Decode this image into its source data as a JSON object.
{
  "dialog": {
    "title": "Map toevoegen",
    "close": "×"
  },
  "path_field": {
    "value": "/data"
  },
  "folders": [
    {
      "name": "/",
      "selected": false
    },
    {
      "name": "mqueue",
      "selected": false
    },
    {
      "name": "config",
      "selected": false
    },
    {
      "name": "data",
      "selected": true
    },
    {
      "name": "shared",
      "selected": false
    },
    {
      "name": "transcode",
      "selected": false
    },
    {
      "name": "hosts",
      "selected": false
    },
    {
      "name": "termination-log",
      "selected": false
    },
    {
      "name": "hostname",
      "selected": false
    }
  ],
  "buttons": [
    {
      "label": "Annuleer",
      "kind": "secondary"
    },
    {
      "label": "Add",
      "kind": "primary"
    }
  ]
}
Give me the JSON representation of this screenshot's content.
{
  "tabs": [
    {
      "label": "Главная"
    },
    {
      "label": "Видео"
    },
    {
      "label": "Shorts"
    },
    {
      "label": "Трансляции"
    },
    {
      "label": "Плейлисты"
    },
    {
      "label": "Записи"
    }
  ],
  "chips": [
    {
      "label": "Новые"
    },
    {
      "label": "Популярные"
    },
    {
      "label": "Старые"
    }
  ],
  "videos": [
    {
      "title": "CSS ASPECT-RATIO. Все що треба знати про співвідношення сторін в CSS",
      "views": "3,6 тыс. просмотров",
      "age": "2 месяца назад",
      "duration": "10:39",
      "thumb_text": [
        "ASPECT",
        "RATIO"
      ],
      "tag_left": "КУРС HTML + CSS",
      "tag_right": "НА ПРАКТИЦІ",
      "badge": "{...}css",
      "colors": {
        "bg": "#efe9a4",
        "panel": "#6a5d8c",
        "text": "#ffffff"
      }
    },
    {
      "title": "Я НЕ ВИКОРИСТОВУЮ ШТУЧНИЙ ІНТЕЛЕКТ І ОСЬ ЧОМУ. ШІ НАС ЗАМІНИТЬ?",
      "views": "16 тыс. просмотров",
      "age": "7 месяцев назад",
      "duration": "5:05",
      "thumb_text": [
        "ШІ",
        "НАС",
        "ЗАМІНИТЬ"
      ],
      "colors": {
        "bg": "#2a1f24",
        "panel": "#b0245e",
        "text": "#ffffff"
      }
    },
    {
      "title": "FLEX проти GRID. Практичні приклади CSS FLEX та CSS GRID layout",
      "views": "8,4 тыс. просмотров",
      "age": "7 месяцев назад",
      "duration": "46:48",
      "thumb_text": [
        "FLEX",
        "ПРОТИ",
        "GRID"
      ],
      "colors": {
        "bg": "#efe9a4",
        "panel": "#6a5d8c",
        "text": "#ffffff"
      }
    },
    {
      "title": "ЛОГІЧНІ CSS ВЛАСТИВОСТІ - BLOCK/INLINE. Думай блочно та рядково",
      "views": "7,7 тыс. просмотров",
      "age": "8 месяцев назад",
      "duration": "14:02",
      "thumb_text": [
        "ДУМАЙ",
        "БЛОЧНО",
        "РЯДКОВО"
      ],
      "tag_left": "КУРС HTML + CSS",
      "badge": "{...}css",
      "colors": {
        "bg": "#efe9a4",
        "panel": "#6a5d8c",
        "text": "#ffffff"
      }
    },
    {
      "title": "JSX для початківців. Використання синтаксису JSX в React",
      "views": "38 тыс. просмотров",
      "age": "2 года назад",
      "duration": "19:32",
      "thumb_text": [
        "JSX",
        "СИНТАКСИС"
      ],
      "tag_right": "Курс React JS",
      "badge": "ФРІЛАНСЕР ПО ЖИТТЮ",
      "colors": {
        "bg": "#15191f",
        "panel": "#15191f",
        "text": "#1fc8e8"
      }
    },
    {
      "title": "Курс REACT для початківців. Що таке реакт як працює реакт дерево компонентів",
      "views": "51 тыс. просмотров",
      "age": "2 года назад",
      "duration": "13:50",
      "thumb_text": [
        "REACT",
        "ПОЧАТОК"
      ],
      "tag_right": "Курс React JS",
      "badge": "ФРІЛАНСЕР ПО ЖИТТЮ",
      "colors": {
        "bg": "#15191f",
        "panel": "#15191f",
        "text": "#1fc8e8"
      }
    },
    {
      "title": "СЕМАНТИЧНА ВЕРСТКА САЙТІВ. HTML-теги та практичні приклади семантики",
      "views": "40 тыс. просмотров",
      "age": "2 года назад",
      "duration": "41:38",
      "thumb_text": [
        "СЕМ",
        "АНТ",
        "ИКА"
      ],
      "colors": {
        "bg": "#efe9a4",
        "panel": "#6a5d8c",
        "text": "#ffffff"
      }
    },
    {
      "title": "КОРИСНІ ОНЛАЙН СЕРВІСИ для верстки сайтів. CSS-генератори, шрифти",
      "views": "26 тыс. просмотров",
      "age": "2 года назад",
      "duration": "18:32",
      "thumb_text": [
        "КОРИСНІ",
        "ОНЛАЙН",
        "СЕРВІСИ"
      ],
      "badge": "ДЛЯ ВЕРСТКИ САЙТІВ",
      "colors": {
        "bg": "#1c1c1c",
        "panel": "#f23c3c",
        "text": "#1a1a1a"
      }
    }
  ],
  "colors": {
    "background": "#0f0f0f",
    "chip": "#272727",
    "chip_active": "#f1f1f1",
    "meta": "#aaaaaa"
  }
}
━━━━━━━━
Transcribe the whole listing exactly.

Decode this image into its source data as a JSON object.
{
  "dialog": {
    "title": "Map toevoegen",
    "close": "×"
  },
  "path_field": {
    "value": "/data"
  },
  "folders": [
    {
      "name": "/",
      "selected": false
    },
    {
      "name": "mqueue",
      "selected": false
    },
    {
      "name": "config",
      "selected": false
    },
    {
      "name": "data",
      "selected": true
    },
    {
      "name": "shared",
      "selected": false
    },
    {
      "name": "transcode",
      "selected": false
    },
    {
      "name": "hosts",
      "selected": false
    },
    {
      "name": "termination-log",
      "selected": false
    },
    {
      "name": "hostname",
      "selected": false
    }
  ],
  "buttons": [
    {
      "label": "Annuleer",
      "kind": "secondary"
    },
    {
      "label": "Add",
      "kind": "primary"
    }
  ]
}
Give me the JSON representation of this screenshot's content.
{
  "tabs": [
    {
      "label": "Главная"
    },
    {
      "label": "Видео"
    },
    {
      "label": "Shorts"
    },
    {
      "label": "Трансляции"
    },
    {
      "label": "Плейлисты"
    },
    {
      "label": "Записи"
    }
  ],
  "chips": [
    {
      "label": "Новые"
    },
    {
      "label": "Популярные"
    },
    {
      "label": "Старые"
    }
  ],
  "videos": [
    {
      "title": "CSS ASPECT-RATIO. Все що треба знати про співвідношення сторін в CSS",
      "views": "3,6 тыс. просмотров",
      "age": "2 месяца назад",
      "duration": "10:39",
      "thumb_text": [
        "ASPECT",
        "RATIO"
      ],
      "tag_left": "КУРС HTML + CSS",
      "tag_right": "НА ПРАКТИЦІ",
      "badge": "{...}css",
      "colors": {
        "bg": "#efe9a4",
        "panel": "#6a5d8c",
        "text": "#ffffff"
      }
    },
    {
      "title": "Я НЕ ВИКОРИСТОВУЮ ШТУЧНИЙ ІНТЕЛЕКТ І ОСЬ ЧОМУ. ШІ НАС ЗАМІНИТЬ?",
      "views": "16 тыс. просмотров",
      "age": "7 месяцев назад",
      "duration": "5:05",
      "thumb_text": [
        "ШІ",
        "НАС",
        "ЗАМІНИТЬ"
      ],
      "colors": {
        "bg": "#2a1f24",
        "panel": "#b0245e",
        "text": "#ffffff"
      }
    },
    {
      "title": "FLEX проти GRID. Практичні приклади CSS FLEX та CSS GRID layout",
      "views": "8,4 тыс. просмотров",
      "age": "7 месяцев назад",
      "duration": "46:48",
      "thumb_text": [
        "FLEX",
        "ПРОТИ",
        "GRID"
      ],
      "colors": {
        "bg": "#efe9a4",
        "panel": "#6a5d8c",
        "text": "#ffffff"
      }
    },
    {
      "title": "ЛОГІЧНІ CSS ВЛАСТИВОСТІ - BLOCK/INLINE. Думай блочно та рядково",
      "views": "7,7 тыс. просмотров",
      "age": "8 месяцев назад",
      "duration": "14:02",
      "thumb_text": [
        "ДУМАЙ",
        "БЛОЧНО",
        "РЯДКОВО"
      ],
      "tag_left": "КУРС HTML + CSS",
      "badge": "{...}css",
      "colors": {
        "bg": "#efe9a4",
        "panel": "#6a5d8c",
        "text": "#ffffff"
      }
    },
    {
      "title": "JSX для початківців. Використання синтаксису JSX в React",
      "views": "38 тыс. просмотров",
      "age": "2 года назад",
      "duration": "19:32",
      "thumb_text": [
        "JSX",
        "СИНТАКСИС"
      ],
      "tag_right": "Курс React JS",
      "badge": "ФРІЛАНСЕР ПО ЖИТТЮ",
      "colors": {
        "bg": "#15191f",
        "panel": "#15191f",
        "text": "#1fc8e8"
      }
    },
    {
      "title": "Курс REACT для початківців. Що таке реакт як працює реакт дерево компонентів",
      "views": "51 тыс. просмотров",
      "age": "2 года назад",
      "duration": "13:50",
      "thumb_text": [
        "REACT",
        "ПОЧАТОК"
      ],
      "tag_right": "Курс React JS",
      "badge": "ФРІЛАНСЕР ПО ЖИТТЮ",
      "colors": {
        "bg": "#15191f",
        "panel": "#15191f",
        "text": "#1fc8e8"
      }
    },
    {
      "title": "СЕМАНТИЧНА ВЕРСТКА САЙТІВ. HTML-теги та практичні приклади семантики",
      "views": "40 тыс. просмотров",
      "age": "2 года назад",
      "duration": "41:38",
      "thumb_text": [
        "СЕМ",
        "АНТ",
        "ИКА"
      ],
      "colors": {
        "bg": "#efe9a4",
        "panel": "#6a5d8c",
        "text": "#ffffff"
      }
    },
    {
      "title": "КОРИСНІ ОНЛАЙН СЕРВІСИ для верстки сайтів. CSS-генератори, шрифти",
      "views": "26 тыс. просмотров",
      "age": "2 года назад",
      "duration": "18:32",
      "thumb_text": [
        "КОРИСНІ",
        "ОНЛАЙН",
        "СЕРВІСИ"
      ],
      "badge": "ДЛЯ ВЕРСТКИ САЙТІВ",
      "colors": {
        "bg": "#1c1c1c",
        "panel": "#f23c3c",
        "text": "#1a1a1a"
      }
    }
  ],
  "colors": {
    "background": "#0f0f0f",
    "chip": "#272727",
    "chip_active": "#f1f1f1",
    "meta": "#aaaaaa"
  }
}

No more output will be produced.